===== SOURCE
As a leader in the wellness industry for over 40 years, Canyon Ranch offers their guests transformative experiences integrating health and well-being at its immersive destination resorts. In order to support its future growth and expansion vision, Canyon Ranch needed to optimize an inefficient and often overwhelming guest planning experience.

 

Partnership

Canyon Ranch partnered with our team to reduce scheduling and communication complexity for an elevated guest experience that reduces costs and increases revenue while maintaining the brand’s core belief in human connection. I was responsible for working with engineering, operations and research as well as product owners and executives to provide creative direction, product strategy and design management.
Uncovering the Unknown

A robust and agile discovery surfaced critical guest and backstage pain points and opportunities. We mapped these challenges against business objectives and technical constraints to develop a strategic product vision that delivers maximum customer and business value.
==========
*GOAL*
Can you copy the Canyon Ranch project text above word for word, from start to finish?
===== RECORD SET
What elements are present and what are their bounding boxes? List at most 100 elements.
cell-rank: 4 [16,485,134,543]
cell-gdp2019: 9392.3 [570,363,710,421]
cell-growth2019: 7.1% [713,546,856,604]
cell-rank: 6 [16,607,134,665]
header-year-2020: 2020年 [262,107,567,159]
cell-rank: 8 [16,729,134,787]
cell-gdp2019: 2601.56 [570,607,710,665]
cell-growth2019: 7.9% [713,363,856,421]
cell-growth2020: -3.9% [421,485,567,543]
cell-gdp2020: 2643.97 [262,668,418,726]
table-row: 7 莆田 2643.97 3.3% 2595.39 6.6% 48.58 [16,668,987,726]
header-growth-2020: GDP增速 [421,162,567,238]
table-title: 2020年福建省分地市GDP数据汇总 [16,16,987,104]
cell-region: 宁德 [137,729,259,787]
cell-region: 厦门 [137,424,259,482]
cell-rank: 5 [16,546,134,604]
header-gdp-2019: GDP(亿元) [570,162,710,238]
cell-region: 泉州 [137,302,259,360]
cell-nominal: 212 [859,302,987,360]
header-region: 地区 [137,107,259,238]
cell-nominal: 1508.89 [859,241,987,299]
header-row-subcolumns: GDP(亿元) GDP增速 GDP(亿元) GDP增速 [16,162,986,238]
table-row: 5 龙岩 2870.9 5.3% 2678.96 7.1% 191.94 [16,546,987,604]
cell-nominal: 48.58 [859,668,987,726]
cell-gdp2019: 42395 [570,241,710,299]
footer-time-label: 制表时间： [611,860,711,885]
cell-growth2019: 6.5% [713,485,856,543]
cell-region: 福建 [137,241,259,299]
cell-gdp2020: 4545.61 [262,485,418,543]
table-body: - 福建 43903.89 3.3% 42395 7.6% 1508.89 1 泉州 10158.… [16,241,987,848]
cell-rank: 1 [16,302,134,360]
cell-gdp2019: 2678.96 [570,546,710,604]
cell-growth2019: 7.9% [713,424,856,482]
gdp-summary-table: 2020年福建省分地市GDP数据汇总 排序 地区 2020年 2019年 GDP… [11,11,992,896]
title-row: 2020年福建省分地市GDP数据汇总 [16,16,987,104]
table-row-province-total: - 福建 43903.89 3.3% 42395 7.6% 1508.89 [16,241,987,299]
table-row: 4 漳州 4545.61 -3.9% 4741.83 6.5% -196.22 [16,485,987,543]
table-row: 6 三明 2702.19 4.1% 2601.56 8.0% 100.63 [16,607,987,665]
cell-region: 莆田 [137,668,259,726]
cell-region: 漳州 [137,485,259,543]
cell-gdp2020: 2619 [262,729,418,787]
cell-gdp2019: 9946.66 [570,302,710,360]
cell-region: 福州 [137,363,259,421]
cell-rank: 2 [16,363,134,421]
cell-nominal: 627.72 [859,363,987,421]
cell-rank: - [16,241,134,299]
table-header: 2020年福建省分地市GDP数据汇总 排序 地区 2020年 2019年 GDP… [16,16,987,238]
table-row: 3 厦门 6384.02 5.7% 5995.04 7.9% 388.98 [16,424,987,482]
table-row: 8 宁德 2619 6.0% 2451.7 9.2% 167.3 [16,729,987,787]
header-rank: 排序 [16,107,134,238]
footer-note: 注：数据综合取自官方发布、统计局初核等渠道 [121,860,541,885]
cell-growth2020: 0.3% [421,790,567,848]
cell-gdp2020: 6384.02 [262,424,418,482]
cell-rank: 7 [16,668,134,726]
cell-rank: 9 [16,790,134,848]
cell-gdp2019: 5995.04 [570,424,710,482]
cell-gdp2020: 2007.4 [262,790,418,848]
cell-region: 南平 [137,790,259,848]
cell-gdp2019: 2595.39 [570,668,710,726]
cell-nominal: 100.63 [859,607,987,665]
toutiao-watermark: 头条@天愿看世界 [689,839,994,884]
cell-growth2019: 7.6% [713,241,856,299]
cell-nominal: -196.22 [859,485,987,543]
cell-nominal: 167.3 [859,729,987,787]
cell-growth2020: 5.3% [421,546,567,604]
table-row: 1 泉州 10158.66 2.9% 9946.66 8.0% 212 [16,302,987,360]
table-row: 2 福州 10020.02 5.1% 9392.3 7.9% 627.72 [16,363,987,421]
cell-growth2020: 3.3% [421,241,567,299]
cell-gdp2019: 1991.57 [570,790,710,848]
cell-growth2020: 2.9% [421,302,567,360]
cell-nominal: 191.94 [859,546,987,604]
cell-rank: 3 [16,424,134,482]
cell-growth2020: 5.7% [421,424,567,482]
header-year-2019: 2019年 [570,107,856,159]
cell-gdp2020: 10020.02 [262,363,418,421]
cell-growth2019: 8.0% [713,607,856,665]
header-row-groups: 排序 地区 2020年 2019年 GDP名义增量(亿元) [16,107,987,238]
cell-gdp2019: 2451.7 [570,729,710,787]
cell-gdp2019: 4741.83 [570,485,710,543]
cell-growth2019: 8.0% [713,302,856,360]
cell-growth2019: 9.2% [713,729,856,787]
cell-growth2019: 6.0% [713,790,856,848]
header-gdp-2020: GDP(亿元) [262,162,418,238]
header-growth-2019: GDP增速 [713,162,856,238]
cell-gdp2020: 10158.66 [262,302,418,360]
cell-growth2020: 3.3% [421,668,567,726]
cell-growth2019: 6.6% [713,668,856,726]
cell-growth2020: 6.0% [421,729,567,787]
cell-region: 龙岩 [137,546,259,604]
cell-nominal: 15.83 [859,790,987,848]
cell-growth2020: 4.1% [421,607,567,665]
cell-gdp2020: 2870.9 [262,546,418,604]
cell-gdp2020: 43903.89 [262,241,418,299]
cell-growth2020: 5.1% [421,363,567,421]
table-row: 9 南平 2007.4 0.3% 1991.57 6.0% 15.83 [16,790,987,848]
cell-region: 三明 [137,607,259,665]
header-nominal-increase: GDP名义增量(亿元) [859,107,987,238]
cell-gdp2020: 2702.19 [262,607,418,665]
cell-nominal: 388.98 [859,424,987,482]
==========
*EXPECTED OUTPUT*
As a leader in the wellness industry for over 40 years, Canyon Ranch offers their guests transformative experiences integrating health and well-being at its immersive destination resorts. In order to support its future growth and expansion vision, Canyon Ranch needed to optimize an inefficient and often overwhelming guest planning experience.

 

Partnership

Canyon Ranch partnered with our team to reduce scheduling and communication complexity for an elevated guest experience that reduces costs and increases revenue while maintaining the brand’s core belief in human connection. I was responsible for working with engineering, operations and research as well as product owners and executives to provide creative direction, product strategy and design management.
Uncovering the Unknown

A robust and agile discovery surfaced critical guest and backstage pain points and opportunities. We mapped these challenges against business objectives and technical constraints to develop a strategic product vision that delivers maximum customer and business value.